Data items:
*-*-*
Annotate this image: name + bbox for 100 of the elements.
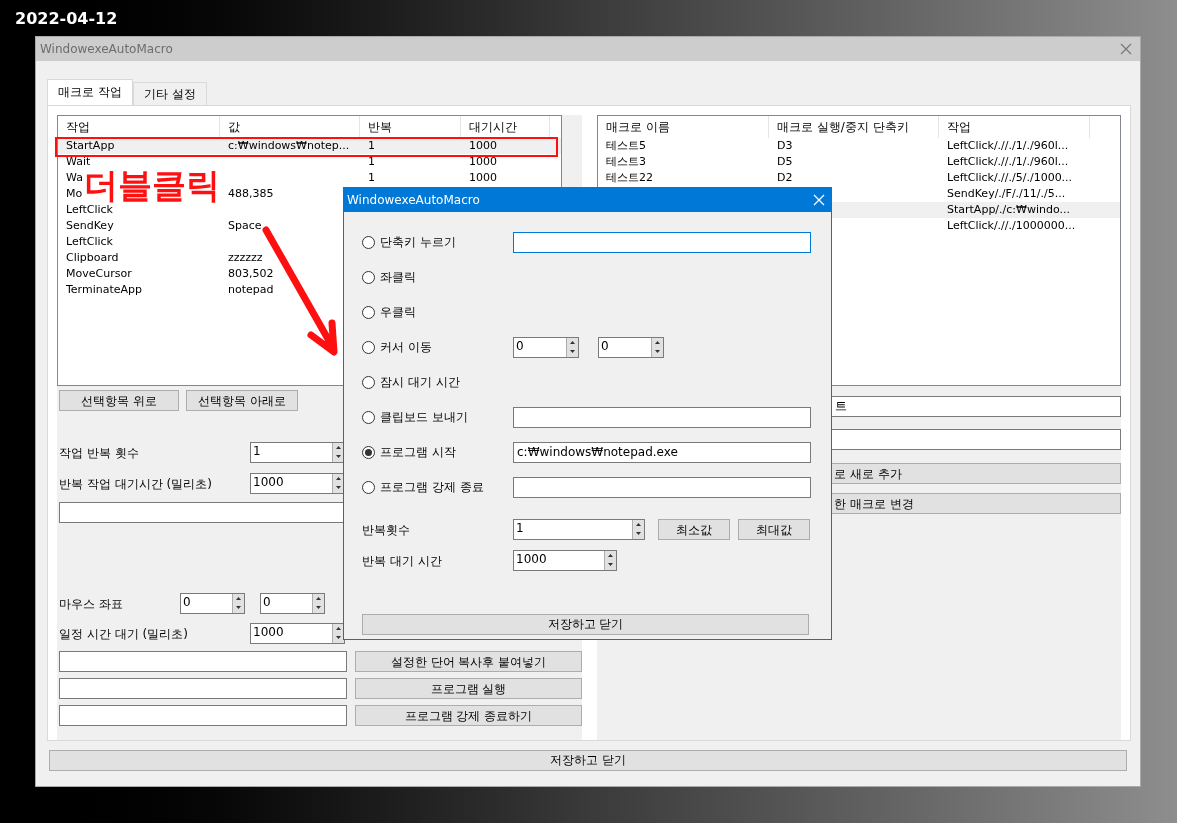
button[interactable]: 최대값 [738, 519, 810, 540]
list-cell: SendKey [66, 219, 114, 232]
column-header[interactable]: 대기시간 [461, 116, 550, 138]
down-arrow-icon [333, 483, 344, 492]
option-label: 클립보드 보내기 [380, 409, 468, 426]
save-button[interactable]: 저장하고 닫기 [362, 613, 809, 635]
option-label: 잠시 대기 시간 [380, 374, 460, 391]
radio-button[interactable] [362, 340, 375, 354]
spin-field[interactable]: 0 [260, 593, 325, 614]
spin-field[interactable]: 1 [250, 442, 345, 463]
list-cell: 1000 [469, 139, 497, 152]
list-cell: 테스트3 [606, 155, 646, 168]
input-field[interactable] [59, 705, 347, 726]
field-label: 일정 시간 대기 (밀리초) [59, 625, 189, 643]
field-label: 작업 반복 횟수 [59, 444, 140, 462]
option-label: 단축키 누르기 [380, 234, 456, 251]
up-arrow-icon [333, 624, 344, 633]
spin-buttons[interactable] [632, 520, 644, 539]
radio-button[interactable] [362, 305, 375, 319]
option-label: 프로그램 강제 종료 [380, 479, 484, 496]
radio-button[interactable] [362, 375, 375, 389]
list-cell: Clipboard [66, 251, 119, 264]
option-label: 커서 이동 [380, 339, 432, 356]
spin-buttons[interactable] [332, 474, 344, 493]
button[interactable]: 선택항목 위로 [59, 390, 179, 411]
list-cell: D3 [777, 139, 793, 152]
down-arrow-icon [333, 633, 344, 642]
list-cell: MoveCursor [66, 267, 132, 280]
spin-buttons[interactable] [566, 337, 578, 357]
spin-buttons[interactable] [651, 337, 663, 357]
column-header[interactable]: 작업 [58, 116, 220, 138]
input-field[interactable] [513, 406, 811, 428]
down-arrow-icon [313, 603, 324, 612]
up-arrow-icon [333, 474, 344, 483]
list-cell: 488,385 [228, 187, 274, 200]
list-cell: LeftClick/.//./1000000... [947, 219, 1076, 232]
input-field[interactable] [59, 651, 347, 672]
radio-button[interactable] [362, 445, 375, 459]
up-arrow-icon [633, 520, 644, 529]
column-header[interactable]: 값 [220, 116, 360, 138]
field-label: 반복 작업 대기시간 (밀리초) [59, 475, 213, 493]
button[interactable]: 설정한 단어 복사후 붙여넣기 [355, 651, 582, 672]
up-arrow-icon [313, 594, 324, 603]
radio-button[interactable] [362, 270, 375, 284]
spin-buttons[interactable] [312, 594, 324, 613]
list-cell: LeftClick/.//./5/./1000... [947, 171, 1073, 184]
spin-buttons[interactable] [604, 551, 616, 570]
list-cell: Space [228, 219, 262, 232]
down-arrow-icon [605, 560, 616, 569]
list-cell: LeftClick/.//./1/./960l... [947, 155, 1069, 168]
list-cell: LeftClick [66, 235, 113, 248]
option-label: 우클릭 [380, 304, 416, 321]
list-cell: 803,502 [228, 267, 274, 280]
down-arrow-icon [333, 452, 344, 461]
input-field[interactable] [513, 476, 811, 498]
list-cell: 1 [368, 155, 375, 168]
input-field[interactable]: c:₩windows₩notepad.exe [513, 441, 811, 463]
list-cell: 1000 [469, 155, 497, 168]
button[interactable]: 프로그램 실행 [355, 678, 582, 699]
radio-button[interactable] [362, 480, 375, 494]
spin-buttons[interactable] [232, 594, 244, 613]
option-label: 프로그램 시작 [380, 444, 456, 461]
field-label: 반복 대기 시간 [362, 552, 443, 570]
spin-field[interactable]: 1000 [250, 623, 345, 644]
list-cell: notepad [228, 283, 274, 296]
button[interactable]: 선택항목 아래로 [186, 390, 298, 411]
spin-field[interactable]: 1 [513, 519, 645, 540]
tab[interactable]: 기타 설정 [132, 82, 207, 105]
column-header[interactable]: 반복 [360, 116, 461, 138]
list-cell: 테스트22 [606, 171, 653, 184]
window-title: WindowexeAutoMacro [40, 41, 173, 58]
button[interactable]: 최소값 [658, 519, 730, 540]
spin-field[interactable]: 0 [513, 336, 579, 358]
list-cell: D2 [777, 171, 793, 184]
spin-field[interactable]: 1000 [513, 550, 617, 571]
date-label: 2022-04-12 [15, 8, 118, 30]
down-arrow-icon [233, 603, 244, 612]
field-label: 마우스 좌표 [59, 595, 124, 613]
spin-buttons[interactable] [332, 624, 344, 643]
radio-button[interactable] [362, 410, 375, 424]
spin-field[interactable]: 1000 [250, 473, 345, 494]
radio-button[interactable] [362, 235, 375, 249]
down-arrow-icon [633, 529, 644, 538]
button[interactable]: 프로그램 강제 종료하기 [355, 705, 582, 726]
spin-buttons[interactable] [332, 443, 344, 462]
list-cell: Wait [66, 155, 91, 168]
close-icon[interactable] [1120, 43, 1132, 55]
input-field[interactable] [59, 678, 347, 699]
up-arrow-icon [233, 594, 244, 603]
save-button[interactable]: 저장하고 닫기 [49, 749, 1127, 771]
list-cell: 1000 [469, 171, 497, 184]
tab[interactable]: 매크로 작업 [47, 79, 133, 105]
spin-field[interactable]: 0 [180, 593, 245, 614]
up-arrow-icon [605, 551, 616, 560]
input-field[interactable] [513, 231, 811, 253]
up-arrow-icon [333, 443, 344, 452]
list-cell: D5 [777, 155, 793, 168]
spin-field[interactable]: 0 [598, 336, 664, 358]
list-cell: StartApp [66, 139, 115, 152]
list-cell: LeftClick/.//./1/./960l... [947, 139, 1069, 152]
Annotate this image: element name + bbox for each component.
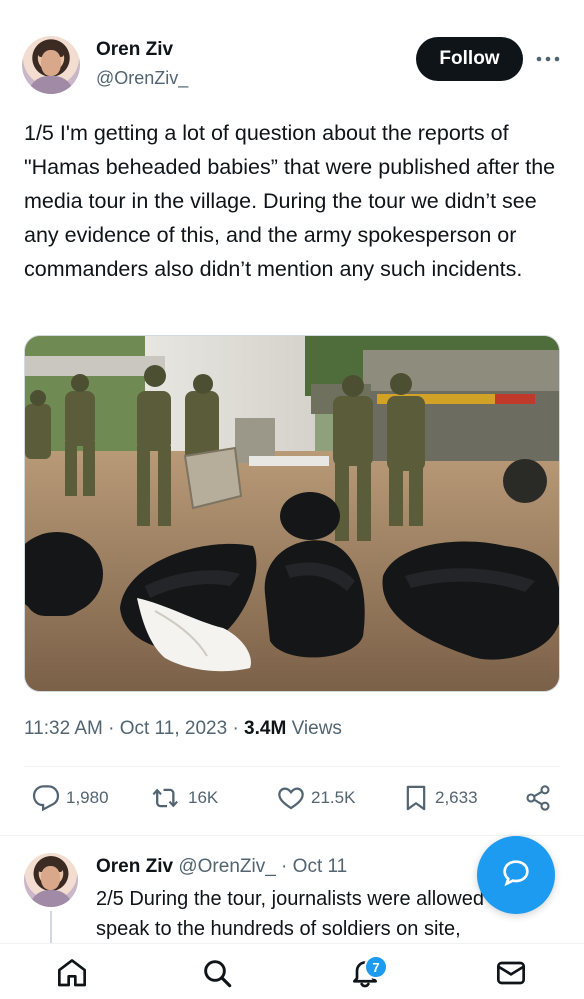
*-*-*
WORK INSTRUCTIONS: Arrange every line of the rows above as a JSON list of strings, one string per line, skipping blank lines and leaving out the pictures.

WRITTEN ANSWER:
[
  "Annotate this image: name + bbox for 100 of the elements.",
  "button[interactable]: 최대값 [738, 519, 810, 540]",
  "list-cell: SendKey [66, 219, 114, 232]",
  "column-header[interactable]: 대기시간 [461, 116, 550, 138]",
  "down-arrow-icon [333, 483, 344, 492]",
  "option-label: 클립보드 보내기 [380, 409, 468, 426]",
  "save-button[interactable]: 저장하고 닫기 [362, 613, 809, 635]",
  "option-label: 잠시 대기 시간 [380, 374, 460, 391]",
  "radio-button[interactable] [362, 340, 375, 354]",
  "spin-field[interactable]: 0 [260, 593, 325, 614]",
  "spin-field[interactable]: 1 [250, 442, 345, 463]",
  "list-cell: 1000 [469, 139, 497, 152]",
  "list-cell: 테스트3 [606, 155, 646, 168]",
  "input-field[interactable] [59, 705, 347, 726]",
  "field-label: 일정 시간 대기 (밀리초) [59, 625, 189, 643]",
  "field-label: 작업 반복 횟수 [59, 444, 140, 462]",
  "option-label: 단축키 누르기 [380, 234, 456, 251]",
  "up-arrow-icon [333, 624, 344, 633]",
  "spin-buttons[interactable] [632, 520, 644, 539]",
  "radio-button[interactable] [362, 305, 375, 319]",
  "option-label: 프로그램 강제 종료 [380, 479, 484, 496]",
  "radio-button[interactable] [362, 375, 375, 389]",
  "list-cell: Clipboard [66, 251, 119, 264]",
  "option-label: 커서 이동 [380, 339, 432, 356]",
  "spin-buttons[interactable] [332, 474, 344, 493]",
  "button[interactable]: 선택항목 위로 [59, 390, 179, 411]",
  "list-cell: D3 [777, 139, 793, 152]",
  "down-arrow-icon [333, 633, 344, 642]",
  "list-cell: MoveCursor [66, 267, 132, 280]",
  "spin-buttons[interactable] [566, 337, 578, 357]",
  "spin-buttons[interactable] [651, 337, 663, 357]",
  "column-header[interactable]: 작업 [58, 116, 220, 138]",
  "input-field[interactable] [513, 406, 811, 428]",
  "down-arrow-icon [313, 603, 324, 612]",
  "up-arrow-icon [333, 474, 344, 483]",
  "list-cell: 488,385 [228, 187, 274, 200]",
  "list-cell: LeftClick/.//./1000000... [947, 219, 1076, 232]",
  "input-field[interactable] [59, 651, 347, 672]",
  "radio-button[interactable] [362, 445, 375, 459]",
  "up-arrow-icon [633, 520, 644, 529]",
  "column-header[interactable]: 값 [220, 116, 360, 138]",
  "field-label: 반복 작업 대기시간 (밀리초) [59, 475, 213, 493]",
  "button[interactable]: 설정한 단어 복사후 붙여넣기 [355, 651, 582, 672]",
  "up-arrow-icon [313, 594, 324, 603]",
  "radio-button[interactable] [362, 270, 375, 284]",
  "spin-buttons[interactable] [312, 594, 324, 613]",
  "list-cell: LeftClick/.//./5/./1000... [947, 171, 1073, 184]",
  "spin-buttons[interactable] [604, 551, 616, 570]",
  "list-cell: Space [228, 219, 262, 232]",
  "down-arrow-icon [605, 560, 616, 569]",
  "list-cell: LeftClick/.//./1/./960l... [947, 155, 1069, 168]",
  "list-cell: LeftClick [66, 235, 113, 248]",
  "option-label: 우클릭 [380, 304, 416, 321]",
  "list-cell: 803,502 [228, 267, 274, 280]",
  "down-arrow-icon [333, 452, 344, 461]",
  "input-field[interactable] [513, 476, 811, 498]",
  "list-cell: 1 [368, 155, 375, 168]",
  "input-field[interactable]: c:₩windows₩notepad.exe [513, 441, 811, 463]",
  "list-cell: 1000 [469, 155, 497, 168]",
  "button[interactable]: 프로그램 실행 [355, 678, 582, 699]",
  "radio-button[interactable] [362, 480, 375, 494]",
  "spin-buttons[interactable] [232, 594, 244, 613]",
  "option-label: 프로그램 시작 [380, 444, 456, 461]",
  "field-label: 반복 대기 시간 [362, 552, 443, 570]",
  "spin-field[interactable]: 1000 [250, 623, 345, 644]",
  "list-cell: notepad [228, 283, 274, 296]",
  "button[interactable]: 선택항목 아래로 [186, 390, 298, 411]",
  "spin-field[interactable]: 1 [513, 519, 645, 540]",
  "tab[interactable]: 기타 설정 [132, 82, 207, 105]",
  "column-header[interactable]: 반복 [360, 116, 461, 138]",
  "list-cell: 테스트22 [606, 171, 653, 184]",
  "window-title: WindowexeAutoMacro [40, 41, 173, 58]",
  "button[interactable]: 최소값 [658, 519, 730, 540]",
  "spin-field[interactable]: 0 [513, 336, 579, 358]",
  "list-cell: D2 [777, 171, 793, 184]",
  "spin-field[interactable]: 1000 [513, 550, 617, 571]",
  "date-label: 2022-04-12 [15, 8, 118, 30]",
  "down-arrow-icon [233, 603, 244, 612]",
  "field-label: 마우스 좌표 [59, 595, 124, 613]",
  "spin-buttons[interactable] [332, 624, 344, 643]",
  "radio-button[interactable] [362, 410, 375, 424]",
  "spin-field[interactable]: 1000 [250, 473, 345, 494]",
  "radio-button[interactable] [362, 235, 375, 249]",
  "down-arrow-icon [633, 529, 644, 538]",
  "button[interactable]: 프로그램 강제 종료하기 [355, 705, 582, 726]",
  "spin-buttons[interactable] [332, 443, 344, 462]",
  "list-cell: Wait [66, 155, 91, 168]",
  "close-icon[interactable] [1120, 43, 1132, 55]",
  "input-field[interactable] [59, 678, 347, 699]",
  "up-arrow-icon [233, 594, 244, 603]",
  "save-button[interactable]: 저장하고 닫기 [49, 749, 1127, 771]",
  "list-cell: 1000 [469, 171, 497, 184]",
  "tab[interactable]: 매크로 작업 [47, 79, 133, 105]",
  "spin-field[interactable]: 0 [180, 593, 245, 614]",
  "up-arrow-icon [605, 551, 616, 560]",
  "input-field[interactable] [513, 231, 811, 253]",
  "up-arrow-icon [333, 443, 344, 452]",
  "list-cell: D5 [777, 155, 793, 168]",
  "spin-field[interactable]: 0 [598, 336, 664, 358]",
  "list-cell: StartApp [66, 139, 115, 152]",
  "list-cell: LeftClick/.//./1/./960l... [947, 139, 1069, 152]",
  "Annotate this image: element name + bbox for each component."
]